* WRITTEN PROBLEM *
Sift the material for lines containing "right", and return them.

* INFORMATION GIVEN *
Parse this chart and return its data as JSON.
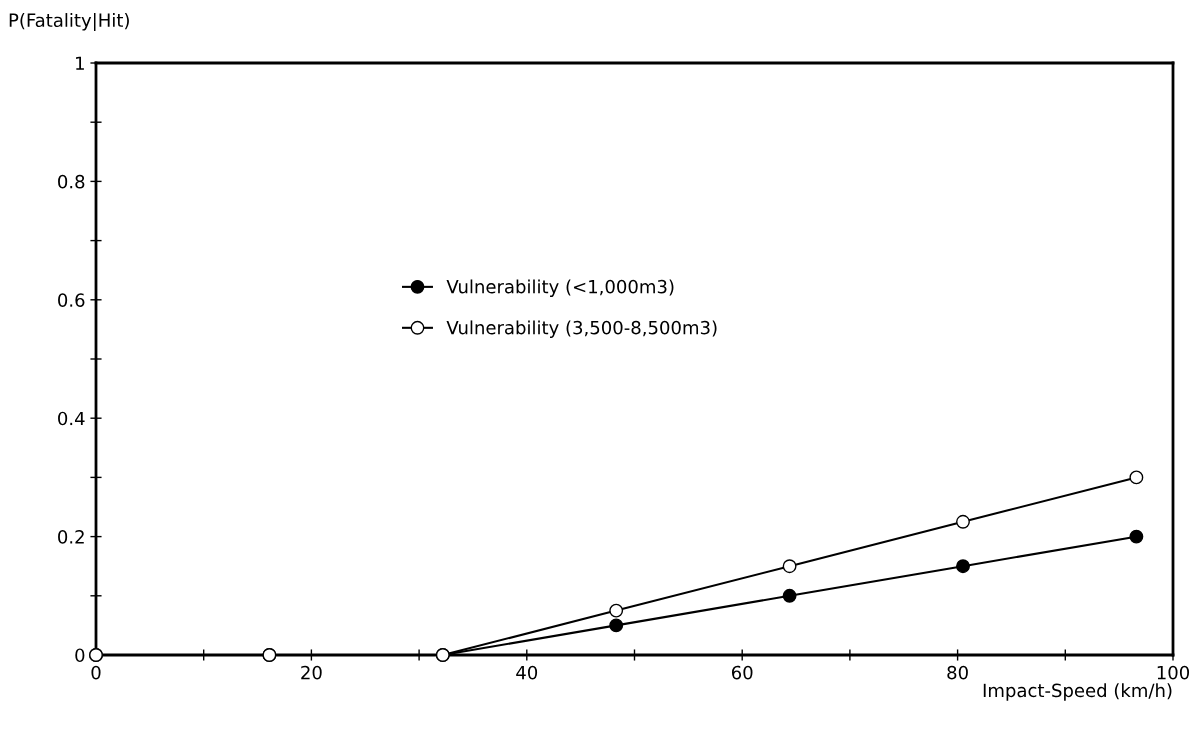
{
  "chart_data": {
    "type": "line",
    "xlabel": "Impact-Speed (km/h)",
    "ylabel": "P(Fatality|Hit)",
    "x": [
      0,
      16.1,
      32.2,
      48.3,
      64.4,
      80.5,
      96.6
    ],
    "series": [
      {
        "name": "Vulnerability (<1,000m3)",
        "color": "#000000",
        "values": [
          0,
          0,
          0,
          0.05,
          0.1,
          0.15,
          0.2
        ]
      },
      {
        "name": "Vulnerability (3,500-8,500m3)",
        "color": "#ffffff",
        "values": [
          0,
          0,
          0,
          0.075,
          0.15,
          0.225,
          0.3
        ]
      }
    ],
    "xlim": [
      0,
      100
    ],
    "xticks": [
      0,
      {
        "value": 10,
        "label": null
      },
      20,
      {
        "value": 30,
        "label": null
      },
      40,
      {
        "value": 50,
        "label": null
      },
      60,
      {
        "value": 70,
        "label": null
      },
      80,
      {
        "value": 90,
        "label": null
      },
      100
    ],
    "ylim": [
      0,
      1
    ],
    "yticks": [
      0,
      {
        "value": 0.1,
        "label": null
      },
      0.2,
      {
        "value": 0.3,
        "label": null
      },
      0.4,
      {
        "value": 0.5,
        "label": null
      },
      0.6,
      {
        "value": 0.7,
        "label": null
      },
      0.8,
      {
        "value": 0.9,
        "label": null
      },
      1
    ],
    "marker": "circle",
    "line_style": "solid",
    "grid": false,
    "legend": "center"
  }
}
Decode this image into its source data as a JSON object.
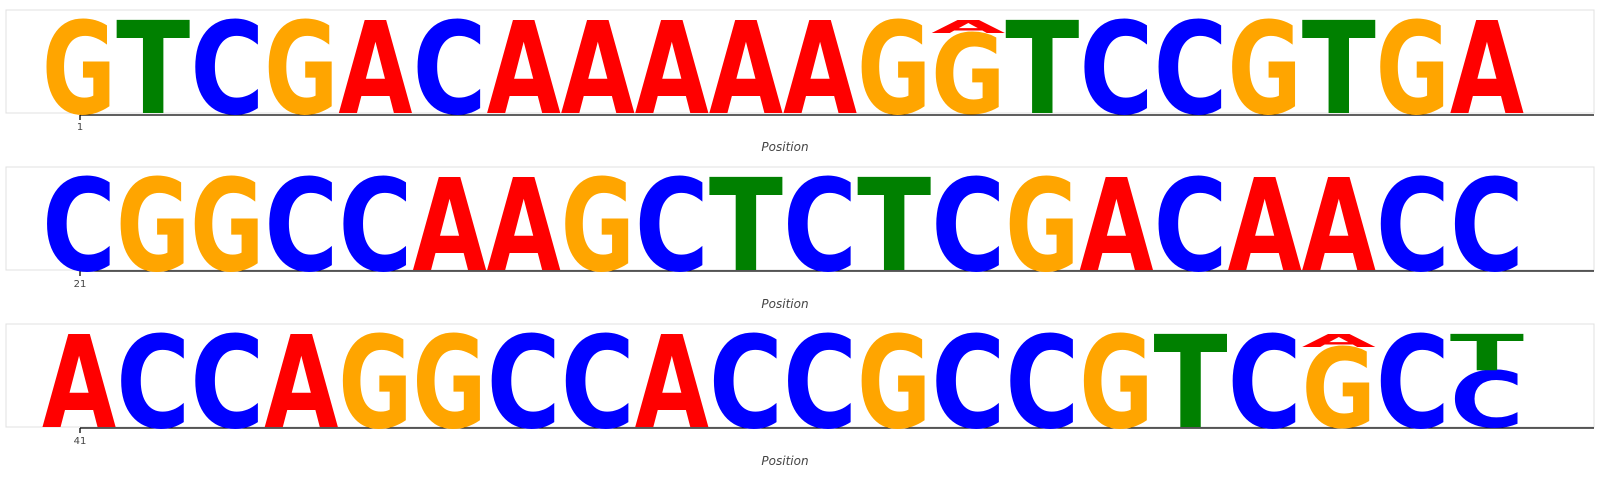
{
  "chart_data": {
    "type": "sequence-logo",
    "xlabel": "Position",
    "colors": {
      "A": "#ff0000",
      "C": "#0000ff",
      "G": "#ffa500",
      "T": "#008000"
    },
    "rows": [
      {
        "start": 1,
        "first_tick_label": "1",
        "positions": [
          [
            [
              "G",
              1
            ]
          ],
          [
            [
              "T",
              1
            ]
          ],
          [
            [
              "C",
              1
            ]
          ],
          [
            [
              "G",
              1
            ]
          ],
          [
            [
              "A",
              1
            ]
          ],
          [
            [
              "C",
              1
            ]
          ],
          [
            [
              "A",
              1
            ]
          ],
          [
            [
              "A",
              1
            ]
          ],
          [
            [
              "A",
              1
            ]
          ],
          [
            [
              "A",
              1
            ]
          ],
          [
            [
              "A",
              1
            ]
          ],
          [
            [
              "G",
              1
            ]
          ],
          [
            [
              "G",
              0.86
            ],
            [
              "A",
              0.14
            ]
          ],
          [
            [
              "T",
              1
            ]
          ],
          [
            [
              "C",
              1
            ]
          ],
          [
            [
              "C",
              1
            ]
          ],
          [
            [
              "G",
              1
            ]
          ],
          [
            [
              "T",
              1
            ]
          ],
          [
            [
              "G",
              1
            ]
          ],
          [
            [
              "A",
              1
            ]
          ]
        ]
      },
      {
        "start": 21,
        "first_tick_label": "21",
        "positions": [
          [
            [
              "C",
              1
            ]
          ],
          [
            [
              "G",
              1
            ]
          ],
          [
            [
              "G",
              1
            ]
          ],
          [
            [
              "C",
              1
            ]
          ],
          [
            [
              "C",
              1
            ]
          ],
          [
            [
              "A",
              1
            ]
          ],
          [
            [
              "A",
              1
            ]
          ],
          [
            [
              "G",
              1
            ]
          ],
          [
            [
              "C",
              1
            ]
          ],
          [
            [
              "T",
              1
            ]
          ],
          [
            [
              "C",
              1
            ]
          ],
          [
            [
              "T",
              1
            ]
          ],
          [
            [
              "C",
              1
            ]
          ],
          [
            [
              "G",
              1
            ]
          ],
          [
            [
              "A",
              1
            ]
          ],
          [
            [
              "C",
              1
            ]
          ],
          [
            [
              "A",
              1
            ]
          ],
          [
            [
              "A",
              1
            ]
          ],
          [
            [
              "C",
              1
            ]
          ],
          [
            [
              "C",
              1
            ]
          ]
        ]
      },
      {
        "start": 41,
        "first_tick_label": "41",
        "positions": [
          [
            [
              "A",
              1
            ]
          ],
          [
            [
              "C",
              1
            ]
          ],
          [
            [
              "C",
              1
            ]
          ],
          [
            [
              "A",
              1
            ]
          ],
          [
            [
              "G",
              1
            ]
          ],
          [
            [
              "G",
              1
            ]
          ],
          [
            [
              "C",
              1
            ]
          ],
          [
            [
              "C",
              1
            ]
          ],
          [
            [
              "A",
              1
            ]
          ],
          [
            [
              "C",
              1
            ]
          ],
          [
            [
              "C",
              1
            ]
          ],
          [
            [
              "G",
              1
            ]
          ],
          [
            [
              "C",
              1
            ]
          ],
          [
            [
              "C",
              1
            ]
          ],
          [
            [
              "G",
              1
            ]
          ],
          [
            [
              "T",
              1
            ]
          ],
          [
            [
              "C",
              1
            ]
          ],
          [
            [
              "G",
              0.86
            ],
            [
              "A",
              0.14
            ]
          ],
          [
            [
              "C",
              1
            ]
          ],
          [
            [
              "C",
              0.61
            ],
            [
              "T",
              0.39
            ]
          ]
        ]
      }
    ]
  }
}
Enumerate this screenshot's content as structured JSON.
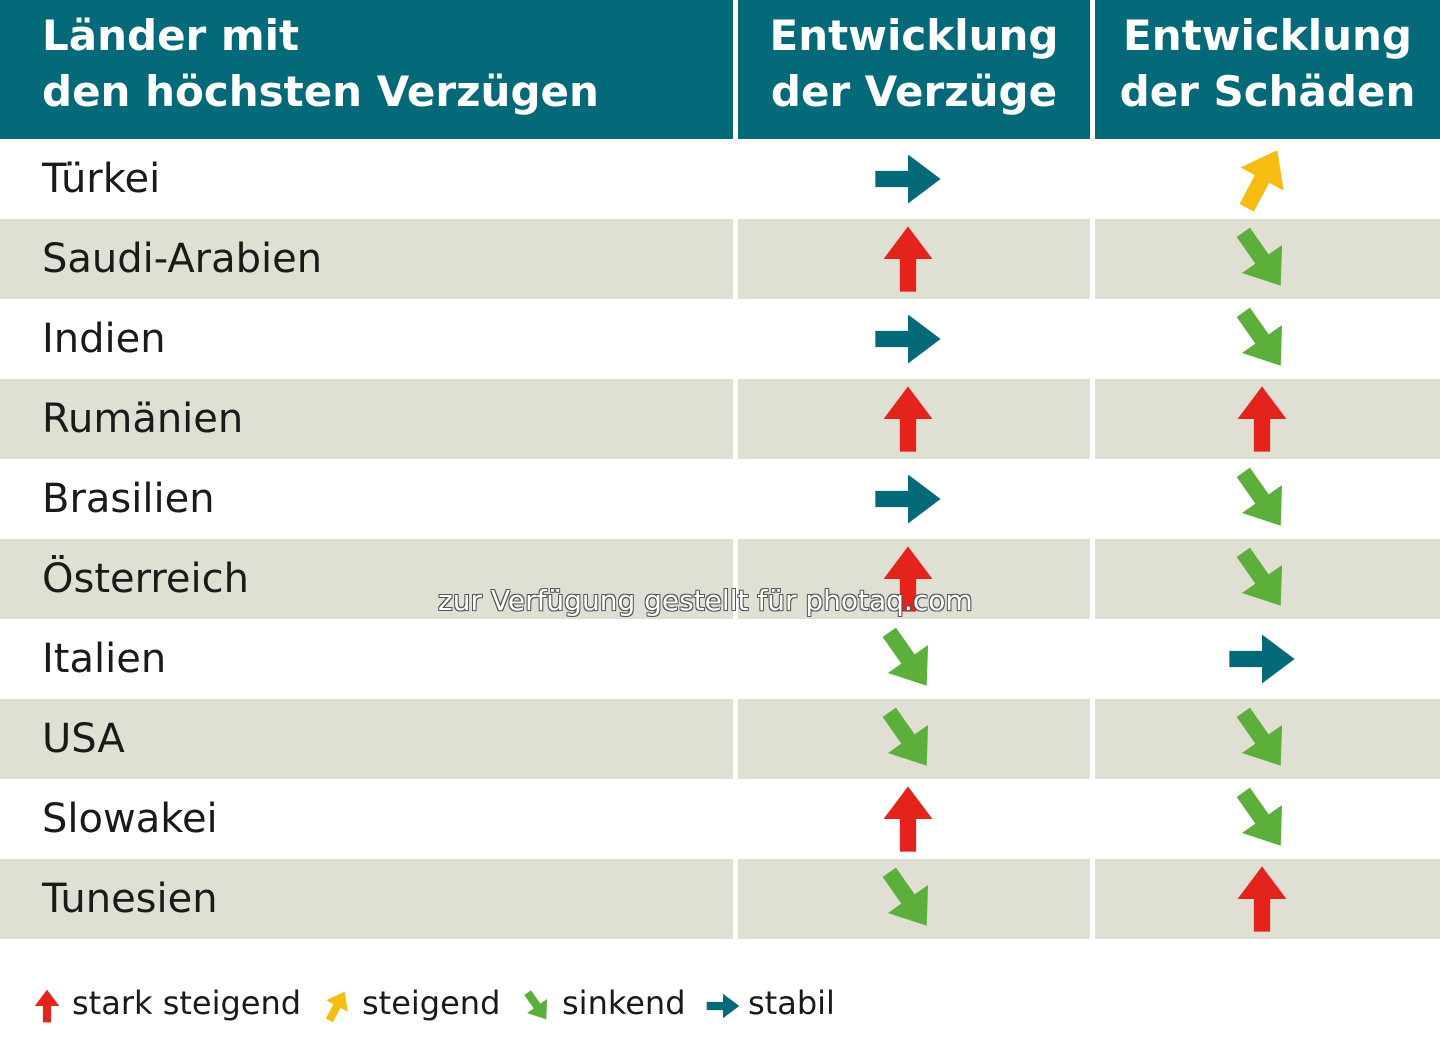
{
  "header": {
    "col_country": [
      "Länder mit",
      "den höchsten Verzügen"
    ],
    "col_delays": [
      "Entwicklung",
      "der Verzüge"
    ],
    "col_damages": [
      "Entwicklung",
      "der Schäden"
    ]
  },
  "chart_data": {
    "type": "table",
    "columns": [
      "Länder mit den höchsten Verzügen",
      "Entwicklung der Verzüge",
      "Entwicklung der Schäden"
    ],
    "rows": [
      {
        "country": "Türkei",
        "delays": "stabil",
        "damages": "steigend"
      },
      {
        "country": "Saudi-Arabien",
        "delays": "stark steigend",
        "damages": "sinkend"
      },
      {
        "country": "Indien",
        "delays": "stabil",
        "damages": "sinkend"
      },
      {
        "country": "Rumänien",
        "delays": "stark steigend",
        "damages": "stark steigend"
      },
      {
        "country": "Brasilien",
        "delays": "stabil",
        "damages": "sinkend"
      },
      {
        "country": "Österreich",
        "delays": "stark steigend",
        "damages": "sinkend"
      },
      {
        "country": "Italien",
        "delays": "sinkend",
        "damages": "stabil"
      },
      {
        "country": "USA",
        "delays": "sinkend",
        "damages": "sinkend"
      },
      {
        "country": "Slowakei",
        "delays": "stark steigend",
        "damages": "sinkend"
      },
      {
        "country": "Tunesien",
        "delays": "sinkend",
        "damages": "stark steigend"
      }
    ]
  },
  "legend": [
    {
      "key": "stark steigend",
      "label": "stark steigend",
      "color": "#e3231c",
      "icon": "arrow-up-icon"
    },
    {
      "key": "steigend",
      "label": "steigend",
      "color": "#f7bc12",
      "icon": "arrow-up-right-icon"
    },
    {
      "key": "sinkend",
      "label": "sinkend",
      "color": "#5daf3b",
      "icon": "arrow-down-right-icon"
    },
    {
      "key": "stabil",
      "label": "stabil",
      "color": "#046978",
      "icon": "arrow-right-icon"
    }
  ],
  "watermark": "zur Verfügung gestellt für photaq.com"
}
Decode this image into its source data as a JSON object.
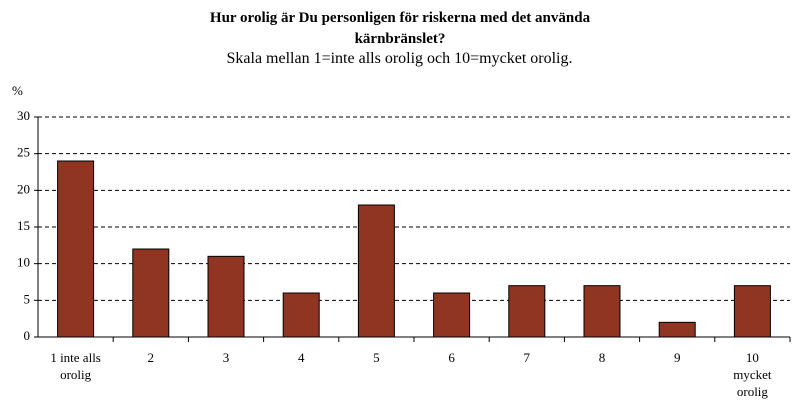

* TASK RESPONSE *
      "icon": "arrow-up-right-icon"
      "icon": "arrow-down-right-icon"
      "icon": "arrow-right-icon"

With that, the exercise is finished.